### PROBLEM REQUIREMENTS
Below is a listing; copy all of it exactly.

....................

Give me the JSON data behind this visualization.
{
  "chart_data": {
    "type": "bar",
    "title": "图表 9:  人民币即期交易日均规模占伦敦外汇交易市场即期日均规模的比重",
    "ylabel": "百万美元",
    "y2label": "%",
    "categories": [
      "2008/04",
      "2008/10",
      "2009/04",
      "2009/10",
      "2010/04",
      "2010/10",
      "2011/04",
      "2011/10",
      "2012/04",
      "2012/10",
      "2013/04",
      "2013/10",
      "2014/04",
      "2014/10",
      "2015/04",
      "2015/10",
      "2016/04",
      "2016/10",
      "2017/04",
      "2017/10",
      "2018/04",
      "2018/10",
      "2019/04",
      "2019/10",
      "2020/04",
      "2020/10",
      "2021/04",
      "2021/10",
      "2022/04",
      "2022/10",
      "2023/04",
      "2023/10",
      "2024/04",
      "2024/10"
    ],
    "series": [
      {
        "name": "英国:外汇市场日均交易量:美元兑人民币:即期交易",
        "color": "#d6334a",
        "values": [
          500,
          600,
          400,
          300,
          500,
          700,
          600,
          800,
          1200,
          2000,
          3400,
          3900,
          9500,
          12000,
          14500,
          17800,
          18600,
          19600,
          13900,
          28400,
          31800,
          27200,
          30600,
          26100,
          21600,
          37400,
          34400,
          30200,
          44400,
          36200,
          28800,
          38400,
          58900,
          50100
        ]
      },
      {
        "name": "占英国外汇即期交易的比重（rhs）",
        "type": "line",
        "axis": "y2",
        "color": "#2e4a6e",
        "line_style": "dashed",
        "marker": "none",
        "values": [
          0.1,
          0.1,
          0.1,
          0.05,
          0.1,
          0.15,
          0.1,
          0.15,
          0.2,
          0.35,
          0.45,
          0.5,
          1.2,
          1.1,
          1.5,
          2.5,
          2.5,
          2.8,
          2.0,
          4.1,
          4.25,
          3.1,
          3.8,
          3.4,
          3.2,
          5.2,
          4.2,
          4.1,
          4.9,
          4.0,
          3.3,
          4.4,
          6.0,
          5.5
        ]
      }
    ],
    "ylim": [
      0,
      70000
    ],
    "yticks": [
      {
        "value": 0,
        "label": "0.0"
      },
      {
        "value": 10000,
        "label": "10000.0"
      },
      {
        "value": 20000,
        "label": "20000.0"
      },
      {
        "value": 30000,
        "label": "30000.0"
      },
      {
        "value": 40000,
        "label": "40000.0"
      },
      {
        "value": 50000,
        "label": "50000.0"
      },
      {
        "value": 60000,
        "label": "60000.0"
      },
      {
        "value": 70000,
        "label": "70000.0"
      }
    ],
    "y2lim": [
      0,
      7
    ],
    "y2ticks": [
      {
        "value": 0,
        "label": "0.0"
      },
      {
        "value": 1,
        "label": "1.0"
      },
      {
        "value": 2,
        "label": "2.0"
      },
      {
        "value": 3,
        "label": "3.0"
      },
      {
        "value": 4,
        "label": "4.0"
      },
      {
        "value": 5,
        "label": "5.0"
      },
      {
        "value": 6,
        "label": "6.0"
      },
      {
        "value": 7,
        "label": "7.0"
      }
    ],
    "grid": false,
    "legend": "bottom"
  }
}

....................

### REPLY
Give me the JSON data behind this visualization.
{
  "chart_data": {
    "type": "bar",
    "title": "图表 9:  人民币即期交易日均规模占伦敦外汇交易市场即期日均规模的比重",
    "ylabel": "百万美元",
    "y2label": "%",
    "categories": [
      "2008/04",
      "2008/10",
      "2009/04",
      "2009/10",
      "2010/04",
      "2010/10",
      "2011/04",
      "2011/10",
      "2012/04",
      "2012/10",
      "2013/04",
      "2013/10",
      "2014/04",
      "2014/10",
      "2015/04",
      "2015/10",
      "2016/04",
      "2016/10",
      "2017/04",
      "2017/10",
      "2018/04",
      "2018/10",
      "2019/04",
      "2019/10",
      "2020/04",
      "2020/10",
      "2021/04",
      "2021/10",
      "2022/04",
      "2022/10",
      "2023/04",
      "2023/10",
      "2024/04",
      "2024/10"
    ],
    "series": [
      {
        "name": "英国:外汇市场日均交易量:美元兑人民币:即期交易",
        "color": "#d6334a",
        "values": [
          500,
          600,
          400,
          300,
          500,
          700,
          600,
          800,
          1200,
          2000,
          3400,
          3900,
          9500,
          12000,
          14500,
          17800,
          18600,
          19600,
          13900,
          28400,
          31800,
          27200,
          30600,
          26100,
          21600,
          37400,
          34400,
          30200,
          44400,
          36200,
          28800,
          38400,
          58900,
          50100
        ]
      },
      {
        "name": "占英国外汇即期交易的比重（rhs）",
        "type": "line",
        "axis": "y2",
        "color": "#2e4a6e",
        "line_style": "dashed",
        "marker": "none",
        "values": [
          0.1,
          0.1,
          0.1,
          0.05,
          0.1,
          0.15,
          0.1,
          0.15,
          0.2,
          0.35,
          0.45,
          0.5,
          1.2,
          1.1,
          1.5,
          2.5,
          2.5,
          2.8,
          2.0,
          4.1,
          4.25,
          3.1,
          3.8,
          3.4,
          3.2,
          5.2,
          4.2,
          4.1,
          4.9,
          4.0,
          3.3,
          4.4,
          6.0,
          5.5
        ]
      }
    ],
    "ylim": [
      0,
      70000
    ],
    "yticks": [
      {
        "value": 0,
        "label": "0.0"
      },
      {
        "value": 10000,
        "label": "10000.0"
      },
      {
        "value": 20000,
        "label": "20000.0"
      },
      {
        "value": 30000,
        "label": "30000.0"
      },
      {
        "value": 40000,
        "label": "40000.0"
      },
      {
        "value": 50000,
        "label": "50000.0"
      },
      {
        "value": 60000,
        "label": "60000.0"
      },
      {
        "value": 70000,
        "label": "70000.0"
      }
    ],
    "y2lim": [
      0,
      7
    ],
    "y2ticks": [
      {
        "value": 0,
        "label": "0.0"
      },
      {
        "value": 1,
        "label": "1.0"
      },
      {
        "value": 2,
        "label": "2.0"
      },
      {
        "value": 3,
        "label": "3.0"
      },
      {
        "value": 4,
        "label": "4.0"
      },
      {
        "value": 5,
        "label": "5.0"
      },
      {
        "value": 6,
        "label": "6.0"
      },
      {
        "value": 7,
        "label": "7.0"
      }
    ],
    "grid": false,
    "legend": "bottom"
  }
}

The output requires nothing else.